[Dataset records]
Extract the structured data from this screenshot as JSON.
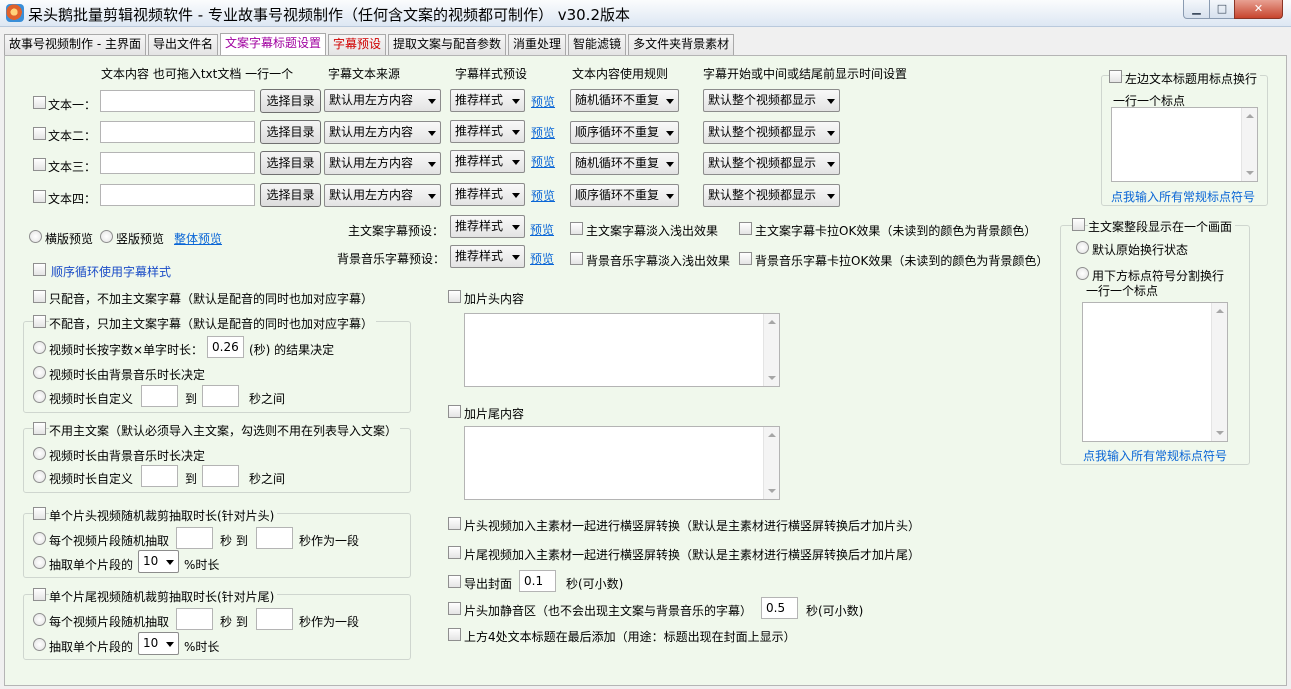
{
  "window": {
    "title": "呆头鹅批量剪辑视频软件 -  专业故事号视频制作（任何含文案的视频都可制作）  v30.2版本",
    "min_glyph": "▁",
    "max_glyph": "□",
    "close_glyph": "✕"
  },
  "tabs": [
    "故事号视频制作 - 主界面",
    "导出文件名",
    "文案字幕标题设置",
    "字幕预设",
    "提取文案与配音参数",
    "消重处理",
    "智能滤镜",
    "多文件夹背景素材"
  ],
  "headers": {
    "content": "文本内容 也可拖入txt文档 一行一个",
    "source": "字幕文本来源",
    "style": "字幕样式预设",
    "rule": "文本内容使用规则",
    "time": "字幕开始或中间或结尾前显示时间设置"
  },
  "rows": [
    {
      "label": "文本一：",
      "value": "",
      "dir_button": "选择目录",
      "source": "默认用左方内容",
      "style": "推荐样式",
      "preview": "预览",
      "rule": "随机循环不重复",
      "time": "默认整个视频都显示"
    },
    {
      "label": "文本二：",
      "value": "",
      "dir_button": "选择目录",
      "source": "默认用左方内容",
      "style": "推荐样式",
      "preview": "预览",
      "rule": "顺序循环不重复",
      "time": "默认整个视频都显示"
    },
    {
      "label": "文本三：",
      "value": "",
      "dir_button": "选择目录",
      "source": "默认用左方内容",
      "style": "推荐样式",
      "preview": "预览",
      "rule": "随机循环不重复",
      "time": "默认整个视频都显示"
    },
    {
      "label": "文本四：",
      "value": "",
      "dir_button": "选择目录",
      "source": "默认用左方内容",
      "style": "推荐样式",
      "preview": "预览",
      "rule": "顺序循环不重复",
      "time": "默认整个视频都显示"
    }
  ],
  "layout_opts": {
    "horizontal": "横版预览",
    "vertical": "竖版预览",
    "overall": "整体预览"
  },
  "main_sub": {
    "label": "主文案字幕预设：",
    "style": "推荐样式",
    "preview": "预览",
    "fade": "主文案字幕淡入浅出效果",
    "karaoke": "主文案字幕卡拉OK效果（未读到的颜色为背景颜色）"
  },
  "bgm_sub": {
    "label": "背景音乐字幕预设：",
    "style": "推荐样式",
    "preview": "预览",
    "fade": "背景音乐字幕淡入浅出效果",
    "karaoke": "背景音乐字幕卡拉OK效果（未读到的颜色为背景颜色）"
  },
  "seq_loop": "顺序循环使用字幕样式",
  "only_dub": "只配音，不加主文案字幕（默认是配音的同时也加对应字幕）",
  "no_dub": {
    "title": "不配音，只加主文案字幕（默认是配音的同时也加对应字幕）",
    "opt1_prefix": "视频时长按字数×单字时长：",
    "opt1_value": "0.26",
    "opt1_suffix": "(秒) 的结果决定",
    "opt2": "视频时长由背景音乐时长决定",
    "opt3_prefix": "视频时长自定义",
    "opt3_to": "到",
    "opt3_suffix": "秒之间"
  },
  "no_main": {
    "title": "不用主文案（默认必须导入主文案，勾选则不用在列表导入文案）",
    "opt1": "视频时长由背景音乐时长决定",
    "opt2_prefix": "视频时长自定义",
    "opt2_to": "到",
    "opt2_suffix": "秒之间"
  },
  "head_clip": {
    "title": "单个片头视频随机裁剪抽取时长(针对片头)",
    "opt1_prefix": "每个视频片段随机抽取",
    "opt1_mid": "秒 到",
    "opt1_suffix": "秒作为一段",
    "opt2_prefix": "抽取单个片段的",
    "opt2_value": "10",
    "opt2_suffix": "%时长"
  },
  "tail_clip": {
    "title": "单个片尾视频随机裁剪抽取时长(针对片尾)",
    "opt1_prefix": "每个视频片段随机抽取",
    "opt1_mid": "秒 到",
    "opt1_suffix": "秒作为一段",
    "opt2_prefix": "抽取单个片段的",
    "opt2_value": "10",
    "opt2_suffix": "%时长"
  },
  "head_content": "加片头内容",
  "tail_content": "加片尾内容",
  "bottom_opts": {
    "head_convert": "片头视频加入主素材一起进行横竖屏转换（默认是主素材进行横竖屏转换后才加片头）",
    "tail_convert": "片尾视频加入主素材一起进行横竖屏转换（默认是主素材进行横竖屏转换后才加片尾）",
    "cover_label": "导出封面",
    "cover_value": "0.1",
    "cover_suffix": "秒(可小数)",
    "silence_label": "片头加静音区（也不会出现主文案与背景音乐的字幕）",
    "silence_value": "0.5",
    "silence_suffix": "秒(可小数)",
    "title_last": "上方4处文本标题在最后添加（用途：标题出现在封面上显示）"
  },
  "right_top": {
    "title": "左边文本标题用标点换行",
    "sub": "一行一个标点",
    "link": "点我输入所有常规标点符号"
  },
  "right_bottom": {
    "title": "主文案整段显示在一个画面",
    "opt1": "默认原始换行状态",
    "opt2_line1": "用下方标点符号分割换行",
    "opt2_line2": "一行一个标点",
    "link": "点我输入所有常规标点符号"
  }
}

- _Task instructions_: Leave out the pictures and print every line of the data exactly.

- _Answer for this exercise_:
Extract the structured data from this screenshot as JSON.
{
  "window": {
    "title": "呆头鹅批量剪辑视频软件 -  专业故事号视频制作（任何含文案的视频都可制作）  v30.2版本",
    "min_glyph": "▁",
    "max_glyph": "□",
    "close_glyph": "✕"
  },
  "tabs": [
    "故事号视频制作 - 主界面",
    "导出文件名",
    "文案字幕标题设置",
    "字幕预设",
    "提取文案与配音参数",
    "消重处理",
    "智能滤镜",
    "多文件夹背景素材"
  ],
  "headers": {
    "content": "文本内容 也可拖入txt文档 一行一个",
    "source": "字幕文本来源",
    "style": "字幕样式预设",
    "rule": "文本内容使用规则",
    "time": "字幕开始或中间或结尾前显示时间设置"
  },
  "rows": [
    {
      "label": "文本一：",
      "value": "",
      "dir_button": "选择目录",
      "source": "默认用左方内容",
      "style": "推荐样式",
      "preview": "预览",
      "rule": "随机循环不重复",
      "time": "默认整个视频都显示"
    },
    {
      "label": "文本二：",
      "value": "",
      "dir_button": "选择目录",
      "source": "默认用左方内容",
      "style": "推荐样式",
      "preview": "预览",
      "rule": "顺序循环不重复",
      "time": "默认整个视频都显示"
    },
    {
      "label": "文本三：",
      "value": "",
      "dir_button": "选择目录",
      "source": "默认用左方内容",
      "style": "推荐样式",
      "preview": "预览",
      "rule": "随机循环不重复",
      "time": "默认整个视频都显示"
    },
    {
      "label": "文本四：",
      "value": "",
      "dir_button": "选择目录",
      "source": "默认用左方内容",
      "style": "推荐样式",
      "preview": "预览",
      "rule": "顺序循环不重复",
      "time": "默认整个视频都显示"
    }
  ],
  "layout_opts": {
    "horizontal": "横版预览",
    "vertical": "竖版预览",
    "overall": "整体预览"
  },
  "main_sub": {
    "label": "主文案字幕预设：",
    "style": "推荐样式",
    "preview": "预览",
    "fade": "主文案字幕淡入浅出效果",
    "karaoke": "主文案字幕卡拉OK效果（未读到的颜色为背景颜色）"
  },
  "bgm_sub": {
    "label": "背景音乐字幕预设：",
    "style": "推荐样式",
    "preview": "预览",
    "fade": "背景音乐字幕淡入浅出效果",
    "karaoke": "背景音乐字幕卡拉OK效果（未读到的颜色为背景颜色）"
  },
  "seq_loop": "顺序循环使用字幕样式",
  "only_dub": "只配音，不加主文案字幕（默认是配音的同时也加对应字幕）",
  "no_dub": {
    "title": "不配音，只加主文案字幕（默认是配音的同时也加对应字幕）",
    "opt1_prefix": "视频时长按字数×单字时长：",
    "opt1_value": "0.26",
    "opt1_suffix": "(秒) 的结果决定",
    "opt2": "视频时长由背景音乐时长决定",
    "opt3_prefix": "视频时长自定义",
    "opt3_to": "到",
    "opt3_suffix": "秒之间"
  },
  "no_main": {
    "title": "不用主文案（默认必须导入主文案，勾选则不用在列表导入文案）",
    "opt1": "视频时长由背景音乐时长决定",
    "opt2_prefix": "视频时长自定义",
    "opt2_to": "到",
    "opt2_suffix": "秒之间"
  },
  "head_clip": {
    "title": "单个片头视频随机裁剪抽取时长(针对片头)",
    "opt1_prefix": "每个视频片段随机抽取",
    "opt1_mid": "秒 到",
    "opt1_suffix": "秒作为一段",
    "opt2_prefix": "抽取单个片段的",
    "opt2_value": "10",
    "opt2_suffix": "%时长"
  },
  "tail_clip": {
    "title": "单个片尾视频随机裁剪抽取时长(针对片尾)",
    "opt1_prefix": "每个视频片段随机抽取",
    "opt1_mid": "秒 到",
    "opt1_suffix": "秒作为一段",
    "opt2_prefix": "抽取单个片段的",
    "opt2_value": "10",
    "opt2_suffix": "%时长"
  },
  "head_content": "加片头内容",
  "tail_content": "加片尾内容",
  "bottom_opts": {
    "head_convert": "片头视频加入主素材一起进行横竖屏转换（默认是主素材进行横竖屏转换后才加片头）",
    "tail_convert": "片尾视频加入主素材一起进行横竖屏转换（默认是主素材进行横竖屏转换后才加片尾）",
    "cover_label": "导出封面",
    "cover_value": "0.1",
    "cover_suffix": "秒(可小数)",
    "silence_label": "片头加静音区（也不会出现主文案与背景音乐的字幕）",
    "silence_value": "0.5",
    "silence_suffix": "秒(可小数)",
    "title_last": "上方4处文本标题在最后添加（用途：标题出现在封面上显示）"
  },
  "right_top": {
    "title": "左边文本标题用标点换行",
    "sub": "一行一个标点",
    "link": "点我输入所有常规标点符号"
  },
  "right_bottom": {
    "title": "主文案整段显示在一个画面",
    "opt1": "默认原始换行状态",
    "opt2_line1": "用下方标点符号分割换行",
    "opt2_line2": "一行一个标点",
    "link": "点我输入所有常规标点符号"
  }
}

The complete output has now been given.